### What you need to do
Set down each record below precisely, skipping the pictures.

Stored items:
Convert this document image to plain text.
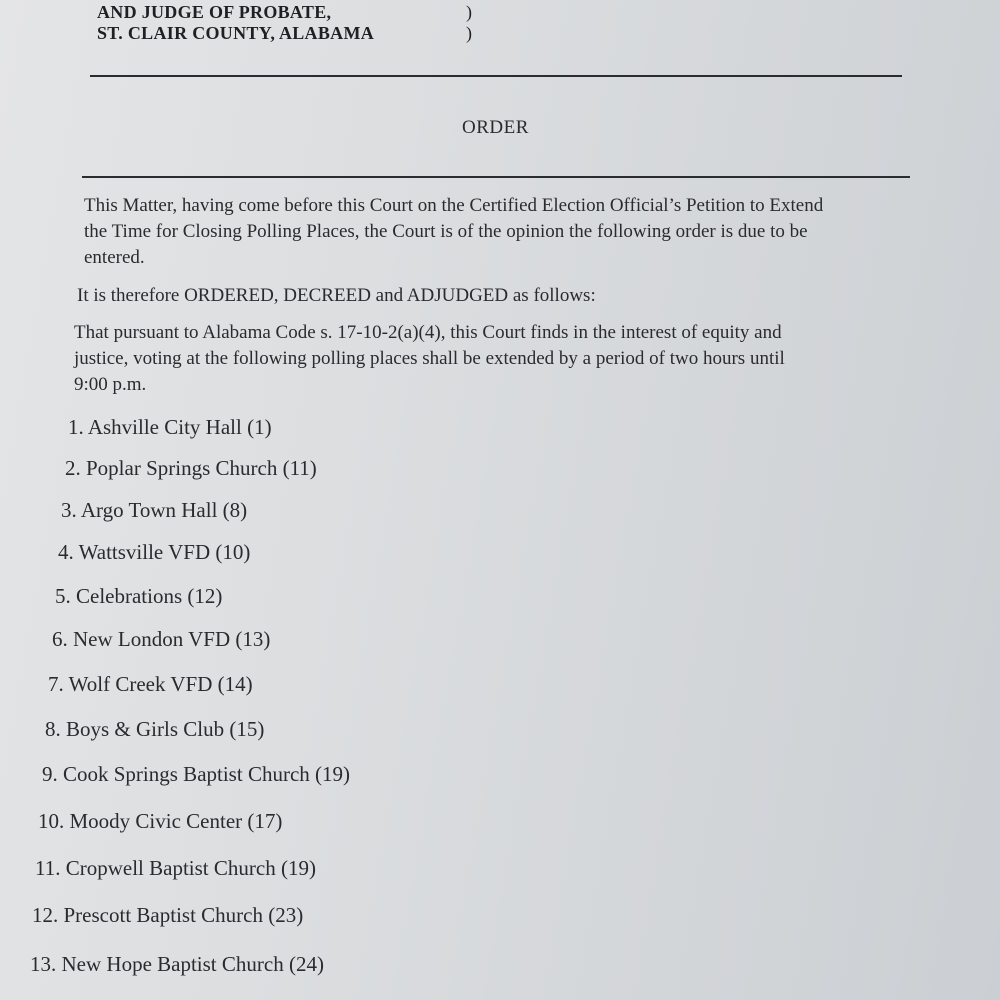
AND JUDGE OF PROBATE,
ST. CLAIR COUNTY, ALABAMA
)
)
ORDER
This Matter, having come before this Court on the Certified Election Official’s Petition to Extend
the Time for Closing Polling Places, the Court is of the opinion the following order is due to be
entered.
It is therefore ORDERED, DECREED and ADJUDGED as follows:
That pursuant to Alabama Code s. 17-10-2(a)(4), this Court finds in the interest of equity and
justice, voting at the following polling places shall be extended by a period of two hours until
9:00 p.m.
1. Ashville City Hall (1)
2. Poplar Springs Church (11)
3. Argo Town Hall (8)
4. Wattsville VFD (10)
5. Celebrations (12)
6. New London VFD (13)
7. Wolf Creek VFD (14)
8. Boys & Girls Club (15)
9. Cook Springs Baptist Church (19)
10. Moody Civic Center (17)
11. Cropwell Baptist Church (19)
12. Prescott Baptist Church (23)
13. New Hope Baptist Church (24)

### The response
Convert this document image to plain text.
AND JUDGE OF PROBATE,
ST. CLAIR COUNTY, ALABAMA
)
)
ORDER
This Matter, having come before this Court on the Certified Election Official’s Petition to Extend
the Time for Closing Polling Places, the Court is of the opinion the following order is due to be
entered.
It is therefore ORDERED, DECREED and ADJUDGED as follows:
That pursuant to Alabama Code s. 17-10-2(a)(4), this Court finds in the interest of equity and
justice, voting at the following polling places shall be extended by a period of two hours until
9:00 p.m.
1. Ashville City Hall (1)
2. Poplar Springs Church (11)
3. Argo Town Hall (8)
4. Wattsville VFD (10)
5. Celebrations (12)
6. New London VFD (13)
7. Wolf Creek VFD (14)
8. Boys & Girls Club (15)
9. Cook Springs Baptist Church (19)
10. Moody Civic Center (17)
11. Cropwell Baptist Church (19)
12. Prescott Baptist Church (23)
13. New Hope Baptist Church (24)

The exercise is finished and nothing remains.